TASK DETAILS. Which lines below hold the word "date"? Copy all of them.

AVAILABLE DATA.
╔══

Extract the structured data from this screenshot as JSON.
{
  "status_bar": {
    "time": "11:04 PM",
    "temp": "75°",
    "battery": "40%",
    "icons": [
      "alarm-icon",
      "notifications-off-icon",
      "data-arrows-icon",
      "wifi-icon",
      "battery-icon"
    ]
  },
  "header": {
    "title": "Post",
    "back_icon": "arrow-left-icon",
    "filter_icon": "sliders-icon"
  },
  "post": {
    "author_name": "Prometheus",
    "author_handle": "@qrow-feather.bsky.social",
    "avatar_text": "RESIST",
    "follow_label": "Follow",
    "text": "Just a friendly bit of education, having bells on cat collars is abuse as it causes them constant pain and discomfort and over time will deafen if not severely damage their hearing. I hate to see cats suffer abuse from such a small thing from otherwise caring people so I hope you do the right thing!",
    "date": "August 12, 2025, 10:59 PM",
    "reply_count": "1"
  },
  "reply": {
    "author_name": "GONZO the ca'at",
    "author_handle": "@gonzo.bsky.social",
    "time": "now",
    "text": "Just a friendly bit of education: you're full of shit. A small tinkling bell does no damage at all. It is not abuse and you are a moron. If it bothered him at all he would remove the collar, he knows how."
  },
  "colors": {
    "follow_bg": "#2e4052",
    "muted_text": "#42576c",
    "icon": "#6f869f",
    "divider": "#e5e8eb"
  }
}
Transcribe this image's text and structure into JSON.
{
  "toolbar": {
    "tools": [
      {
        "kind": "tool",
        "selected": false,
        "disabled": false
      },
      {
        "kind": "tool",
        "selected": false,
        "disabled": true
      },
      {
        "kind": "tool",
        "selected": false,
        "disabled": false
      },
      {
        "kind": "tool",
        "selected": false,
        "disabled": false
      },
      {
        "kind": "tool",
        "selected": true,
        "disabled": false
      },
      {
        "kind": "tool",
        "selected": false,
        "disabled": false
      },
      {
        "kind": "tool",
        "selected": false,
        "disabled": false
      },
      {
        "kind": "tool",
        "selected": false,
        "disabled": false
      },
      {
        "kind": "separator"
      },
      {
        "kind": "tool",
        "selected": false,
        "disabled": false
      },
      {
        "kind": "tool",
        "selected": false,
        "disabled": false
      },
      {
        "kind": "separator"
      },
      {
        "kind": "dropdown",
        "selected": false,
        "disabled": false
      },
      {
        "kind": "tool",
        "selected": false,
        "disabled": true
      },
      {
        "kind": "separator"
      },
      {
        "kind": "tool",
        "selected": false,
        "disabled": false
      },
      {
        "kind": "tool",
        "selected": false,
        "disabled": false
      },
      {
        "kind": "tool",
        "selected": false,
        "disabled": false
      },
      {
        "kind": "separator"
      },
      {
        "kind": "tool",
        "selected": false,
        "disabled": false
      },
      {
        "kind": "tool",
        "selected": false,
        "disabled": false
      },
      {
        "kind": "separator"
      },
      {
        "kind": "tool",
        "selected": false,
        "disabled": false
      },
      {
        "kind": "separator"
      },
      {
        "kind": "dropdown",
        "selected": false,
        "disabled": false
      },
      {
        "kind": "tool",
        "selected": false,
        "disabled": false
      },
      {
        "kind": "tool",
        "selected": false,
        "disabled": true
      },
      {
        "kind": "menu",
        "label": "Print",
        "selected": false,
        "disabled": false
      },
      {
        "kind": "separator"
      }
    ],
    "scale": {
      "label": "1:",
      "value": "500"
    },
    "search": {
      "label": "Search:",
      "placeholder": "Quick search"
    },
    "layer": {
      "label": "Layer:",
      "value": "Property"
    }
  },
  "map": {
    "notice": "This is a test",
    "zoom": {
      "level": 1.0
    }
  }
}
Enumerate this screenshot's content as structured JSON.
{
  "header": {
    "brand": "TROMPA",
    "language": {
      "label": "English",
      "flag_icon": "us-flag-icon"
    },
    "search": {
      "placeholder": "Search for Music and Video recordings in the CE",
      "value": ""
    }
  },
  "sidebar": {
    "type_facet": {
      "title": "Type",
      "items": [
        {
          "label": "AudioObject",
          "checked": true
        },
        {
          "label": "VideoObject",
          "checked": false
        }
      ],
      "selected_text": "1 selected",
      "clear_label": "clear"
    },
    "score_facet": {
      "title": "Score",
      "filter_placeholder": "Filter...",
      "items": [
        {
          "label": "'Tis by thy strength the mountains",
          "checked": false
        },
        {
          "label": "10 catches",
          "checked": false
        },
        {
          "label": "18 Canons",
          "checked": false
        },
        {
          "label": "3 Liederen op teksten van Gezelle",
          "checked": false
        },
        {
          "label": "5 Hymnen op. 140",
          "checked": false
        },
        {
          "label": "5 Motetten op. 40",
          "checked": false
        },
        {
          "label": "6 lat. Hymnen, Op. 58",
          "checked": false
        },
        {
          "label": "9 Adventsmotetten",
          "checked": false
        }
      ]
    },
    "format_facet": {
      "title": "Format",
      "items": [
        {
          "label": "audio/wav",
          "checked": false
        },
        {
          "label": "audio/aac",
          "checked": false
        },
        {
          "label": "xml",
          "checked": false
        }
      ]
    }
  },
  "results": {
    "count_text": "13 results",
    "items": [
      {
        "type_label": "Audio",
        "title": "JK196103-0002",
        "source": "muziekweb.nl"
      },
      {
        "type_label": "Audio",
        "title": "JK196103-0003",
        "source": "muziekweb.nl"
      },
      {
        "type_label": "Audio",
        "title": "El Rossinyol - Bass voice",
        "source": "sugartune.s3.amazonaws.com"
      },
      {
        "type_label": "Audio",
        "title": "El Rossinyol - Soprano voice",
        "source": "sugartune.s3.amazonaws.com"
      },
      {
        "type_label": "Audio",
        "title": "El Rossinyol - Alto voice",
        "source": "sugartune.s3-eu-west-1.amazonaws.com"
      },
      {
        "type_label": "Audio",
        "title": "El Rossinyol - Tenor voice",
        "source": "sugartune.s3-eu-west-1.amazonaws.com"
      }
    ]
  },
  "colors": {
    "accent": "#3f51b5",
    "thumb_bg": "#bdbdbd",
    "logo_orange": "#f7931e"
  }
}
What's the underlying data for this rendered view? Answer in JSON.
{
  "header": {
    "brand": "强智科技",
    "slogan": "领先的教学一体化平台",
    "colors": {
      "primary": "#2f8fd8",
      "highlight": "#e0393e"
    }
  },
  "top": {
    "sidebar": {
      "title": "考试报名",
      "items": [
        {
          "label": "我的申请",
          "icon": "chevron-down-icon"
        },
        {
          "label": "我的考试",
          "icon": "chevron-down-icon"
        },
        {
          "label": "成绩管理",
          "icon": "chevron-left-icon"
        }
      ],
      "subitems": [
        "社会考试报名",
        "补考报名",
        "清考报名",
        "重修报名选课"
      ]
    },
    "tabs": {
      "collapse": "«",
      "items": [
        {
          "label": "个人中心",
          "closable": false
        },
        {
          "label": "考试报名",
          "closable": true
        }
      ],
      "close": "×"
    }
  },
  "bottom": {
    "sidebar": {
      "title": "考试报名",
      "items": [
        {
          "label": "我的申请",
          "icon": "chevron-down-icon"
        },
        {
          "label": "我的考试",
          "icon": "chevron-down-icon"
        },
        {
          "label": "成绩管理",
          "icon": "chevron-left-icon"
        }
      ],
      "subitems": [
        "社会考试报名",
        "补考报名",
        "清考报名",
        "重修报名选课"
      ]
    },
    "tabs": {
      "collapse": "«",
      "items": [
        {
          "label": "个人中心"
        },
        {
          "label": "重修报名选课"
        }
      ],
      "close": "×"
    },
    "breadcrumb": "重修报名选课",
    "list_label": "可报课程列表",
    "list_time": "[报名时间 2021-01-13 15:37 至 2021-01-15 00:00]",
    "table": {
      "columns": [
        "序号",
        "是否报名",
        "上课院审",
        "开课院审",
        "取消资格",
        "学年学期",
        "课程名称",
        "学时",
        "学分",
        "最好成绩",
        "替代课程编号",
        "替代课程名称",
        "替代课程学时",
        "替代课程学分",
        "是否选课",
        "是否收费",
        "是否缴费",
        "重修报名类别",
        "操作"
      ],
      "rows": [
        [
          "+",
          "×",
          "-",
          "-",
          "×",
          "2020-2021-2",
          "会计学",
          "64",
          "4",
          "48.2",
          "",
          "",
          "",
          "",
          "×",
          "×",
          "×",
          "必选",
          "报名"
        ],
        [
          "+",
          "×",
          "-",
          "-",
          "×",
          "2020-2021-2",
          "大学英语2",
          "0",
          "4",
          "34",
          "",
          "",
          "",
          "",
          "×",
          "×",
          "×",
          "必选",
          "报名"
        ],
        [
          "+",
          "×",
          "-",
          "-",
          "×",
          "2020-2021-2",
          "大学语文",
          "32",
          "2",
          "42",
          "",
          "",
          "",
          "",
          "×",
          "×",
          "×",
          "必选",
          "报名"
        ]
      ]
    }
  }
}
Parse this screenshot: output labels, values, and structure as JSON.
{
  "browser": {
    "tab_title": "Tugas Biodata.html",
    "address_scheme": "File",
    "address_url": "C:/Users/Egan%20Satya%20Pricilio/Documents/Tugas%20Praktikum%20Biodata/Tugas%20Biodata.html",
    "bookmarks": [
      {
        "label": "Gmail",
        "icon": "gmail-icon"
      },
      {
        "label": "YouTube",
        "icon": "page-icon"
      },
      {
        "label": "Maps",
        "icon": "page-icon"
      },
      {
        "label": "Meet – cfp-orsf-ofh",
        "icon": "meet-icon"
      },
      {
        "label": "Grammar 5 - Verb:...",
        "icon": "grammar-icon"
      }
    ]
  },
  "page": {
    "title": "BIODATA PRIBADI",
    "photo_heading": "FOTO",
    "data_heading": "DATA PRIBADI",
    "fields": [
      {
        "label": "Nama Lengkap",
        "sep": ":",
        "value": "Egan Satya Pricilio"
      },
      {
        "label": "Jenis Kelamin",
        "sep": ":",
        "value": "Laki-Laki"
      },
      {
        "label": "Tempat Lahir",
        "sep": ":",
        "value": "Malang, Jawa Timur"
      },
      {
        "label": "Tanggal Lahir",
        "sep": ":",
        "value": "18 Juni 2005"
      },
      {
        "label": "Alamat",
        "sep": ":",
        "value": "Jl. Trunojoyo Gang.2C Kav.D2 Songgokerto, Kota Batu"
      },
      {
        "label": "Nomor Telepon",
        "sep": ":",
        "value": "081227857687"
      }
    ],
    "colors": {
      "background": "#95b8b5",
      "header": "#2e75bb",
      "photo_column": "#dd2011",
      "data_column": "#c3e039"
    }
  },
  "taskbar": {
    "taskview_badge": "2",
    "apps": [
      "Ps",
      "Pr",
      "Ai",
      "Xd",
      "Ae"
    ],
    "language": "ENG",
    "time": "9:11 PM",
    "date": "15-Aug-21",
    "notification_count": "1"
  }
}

╚══

TASK OUTPUT.
    "date": "August 12, 2025, 10:59 PM",
    "date": "15-Aug-21",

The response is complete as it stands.